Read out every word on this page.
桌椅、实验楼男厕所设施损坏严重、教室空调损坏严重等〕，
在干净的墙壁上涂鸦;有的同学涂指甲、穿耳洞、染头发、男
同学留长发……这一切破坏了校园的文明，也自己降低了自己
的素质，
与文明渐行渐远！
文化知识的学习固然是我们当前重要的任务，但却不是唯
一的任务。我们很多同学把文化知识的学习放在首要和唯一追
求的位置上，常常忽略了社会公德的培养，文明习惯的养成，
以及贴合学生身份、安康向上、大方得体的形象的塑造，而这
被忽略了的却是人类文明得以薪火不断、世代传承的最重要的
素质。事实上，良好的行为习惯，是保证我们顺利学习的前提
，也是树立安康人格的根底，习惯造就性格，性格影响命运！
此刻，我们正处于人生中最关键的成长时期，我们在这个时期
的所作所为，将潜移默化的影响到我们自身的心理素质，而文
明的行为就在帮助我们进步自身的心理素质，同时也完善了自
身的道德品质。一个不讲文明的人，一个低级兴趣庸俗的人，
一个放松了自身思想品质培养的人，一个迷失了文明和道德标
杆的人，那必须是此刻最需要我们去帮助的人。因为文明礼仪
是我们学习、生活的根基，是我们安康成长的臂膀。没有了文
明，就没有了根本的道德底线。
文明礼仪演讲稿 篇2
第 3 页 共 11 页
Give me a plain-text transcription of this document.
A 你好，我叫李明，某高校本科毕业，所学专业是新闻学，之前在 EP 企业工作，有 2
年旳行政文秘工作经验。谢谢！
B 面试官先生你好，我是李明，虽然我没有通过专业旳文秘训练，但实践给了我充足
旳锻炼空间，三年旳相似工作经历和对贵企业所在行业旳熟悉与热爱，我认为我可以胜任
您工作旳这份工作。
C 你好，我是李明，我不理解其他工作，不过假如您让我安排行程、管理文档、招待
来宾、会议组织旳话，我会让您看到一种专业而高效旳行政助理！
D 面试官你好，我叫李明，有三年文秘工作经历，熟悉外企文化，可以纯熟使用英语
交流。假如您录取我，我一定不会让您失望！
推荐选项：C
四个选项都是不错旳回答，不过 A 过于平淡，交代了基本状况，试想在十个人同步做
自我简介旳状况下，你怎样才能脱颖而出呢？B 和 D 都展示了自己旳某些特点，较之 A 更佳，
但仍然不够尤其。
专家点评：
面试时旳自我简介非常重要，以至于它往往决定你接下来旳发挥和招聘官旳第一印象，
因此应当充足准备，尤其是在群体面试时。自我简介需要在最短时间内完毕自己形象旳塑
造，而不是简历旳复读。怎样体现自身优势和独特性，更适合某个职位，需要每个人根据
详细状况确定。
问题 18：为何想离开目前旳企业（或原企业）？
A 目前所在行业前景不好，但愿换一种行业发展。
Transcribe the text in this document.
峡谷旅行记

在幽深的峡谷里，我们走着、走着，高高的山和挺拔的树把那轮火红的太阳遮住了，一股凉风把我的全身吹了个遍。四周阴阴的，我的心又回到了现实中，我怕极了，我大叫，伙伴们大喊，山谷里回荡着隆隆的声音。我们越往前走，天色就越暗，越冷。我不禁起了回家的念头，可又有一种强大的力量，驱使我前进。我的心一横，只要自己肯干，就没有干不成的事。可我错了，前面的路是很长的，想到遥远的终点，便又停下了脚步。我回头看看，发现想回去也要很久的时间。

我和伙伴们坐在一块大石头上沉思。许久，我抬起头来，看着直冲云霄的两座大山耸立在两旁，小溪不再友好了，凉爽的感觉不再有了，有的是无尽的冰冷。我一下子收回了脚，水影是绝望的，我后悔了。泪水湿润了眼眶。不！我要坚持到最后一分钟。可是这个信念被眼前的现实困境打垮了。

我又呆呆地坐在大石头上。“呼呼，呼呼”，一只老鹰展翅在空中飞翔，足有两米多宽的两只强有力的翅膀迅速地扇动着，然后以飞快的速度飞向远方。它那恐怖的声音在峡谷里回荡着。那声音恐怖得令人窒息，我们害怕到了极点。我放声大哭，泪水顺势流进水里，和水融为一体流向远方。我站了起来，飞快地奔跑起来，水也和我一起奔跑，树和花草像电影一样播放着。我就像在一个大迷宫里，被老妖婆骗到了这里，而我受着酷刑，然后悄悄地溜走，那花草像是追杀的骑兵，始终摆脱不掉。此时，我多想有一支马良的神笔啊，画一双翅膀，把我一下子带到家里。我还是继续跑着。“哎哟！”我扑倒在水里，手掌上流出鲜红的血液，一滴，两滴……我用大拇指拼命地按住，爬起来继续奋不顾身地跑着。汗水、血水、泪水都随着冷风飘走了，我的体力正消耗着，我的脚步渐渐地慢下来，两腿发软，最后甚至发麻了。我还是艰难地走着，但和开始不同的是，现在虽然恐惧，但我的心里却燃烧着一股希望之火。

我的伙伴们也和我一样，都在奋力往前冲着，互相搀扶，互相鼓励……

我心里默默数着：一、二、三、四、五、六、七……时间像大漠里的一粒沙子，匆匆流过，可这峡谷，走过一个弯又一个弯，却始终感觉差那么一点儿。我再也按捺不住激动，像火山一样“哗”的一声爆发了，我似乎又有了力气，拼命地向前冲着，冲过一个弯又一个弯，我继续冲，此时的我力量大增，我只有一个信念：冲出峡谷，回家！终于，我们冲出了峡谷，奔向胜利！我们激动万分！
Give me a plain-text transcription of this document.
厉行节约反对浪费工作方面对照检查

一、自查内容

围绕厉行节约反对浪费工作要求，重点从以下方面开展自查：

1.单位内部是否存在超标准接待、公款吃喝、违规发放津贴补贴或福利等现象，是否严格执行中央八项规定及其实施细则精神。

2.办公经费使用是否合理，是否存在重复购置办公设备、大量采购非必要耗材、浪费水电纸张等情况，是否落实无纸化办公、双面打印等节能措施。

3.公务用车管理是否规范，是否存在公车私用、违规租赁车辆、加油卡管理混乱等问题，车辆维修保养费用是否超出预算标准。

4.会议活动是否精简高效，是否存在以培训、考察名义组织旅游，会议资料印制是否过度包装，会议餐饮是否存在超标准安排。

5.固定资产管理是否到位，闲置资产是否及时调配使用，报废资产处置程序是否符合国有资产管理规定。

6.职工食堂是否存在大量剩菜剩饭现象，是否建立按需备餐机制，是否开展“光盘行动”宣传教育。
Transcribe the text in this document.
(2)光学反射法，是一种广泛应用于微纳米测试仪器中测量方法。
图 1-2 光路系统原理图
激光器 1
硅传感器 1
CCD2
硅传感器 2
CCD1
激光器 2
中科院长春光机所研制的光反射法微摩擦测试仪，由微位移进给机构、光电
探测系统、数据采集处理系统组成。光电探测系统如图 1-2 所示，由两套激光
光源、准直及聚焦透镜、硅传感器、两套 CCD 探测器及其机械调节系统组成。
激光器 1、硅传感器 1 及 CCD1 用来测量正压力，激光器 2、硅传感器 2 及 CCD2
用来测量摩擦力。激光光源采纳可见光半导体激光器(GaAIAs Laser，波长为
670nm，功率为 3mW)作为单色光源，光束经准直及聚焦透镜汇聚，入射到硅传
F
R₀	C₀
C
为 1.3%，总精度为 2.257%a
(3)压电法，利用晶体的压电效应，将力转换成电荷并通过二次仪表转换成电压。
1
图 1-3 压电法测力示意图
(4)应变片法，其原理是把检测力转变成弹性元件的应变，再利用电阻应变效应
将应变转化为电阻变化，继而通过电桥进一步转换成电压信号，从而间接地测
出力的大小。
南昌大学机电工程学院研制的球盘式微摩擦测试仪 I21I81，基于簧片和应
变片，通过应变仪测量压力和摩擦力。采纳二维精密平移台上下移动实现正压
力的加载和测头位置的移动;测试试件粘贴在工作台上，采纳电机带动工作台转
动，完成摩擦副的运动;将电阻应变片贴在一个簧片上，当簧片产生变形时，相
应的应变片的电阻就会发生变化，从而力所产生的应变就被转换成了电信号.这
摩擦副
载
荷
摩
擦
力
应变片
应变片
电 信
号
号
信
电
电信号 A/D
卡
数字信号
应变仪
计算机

Exercise goal: Copy out each line of the records that holds the string "我是李明".

The completed task:
B 面试官先生你好，我是李明，虽然我没有通过专业旳文秘训练，但实践给了我充足
C 你好，我是李明，我不理解其他工作，不过假如您让我安排行程、管理文档、招待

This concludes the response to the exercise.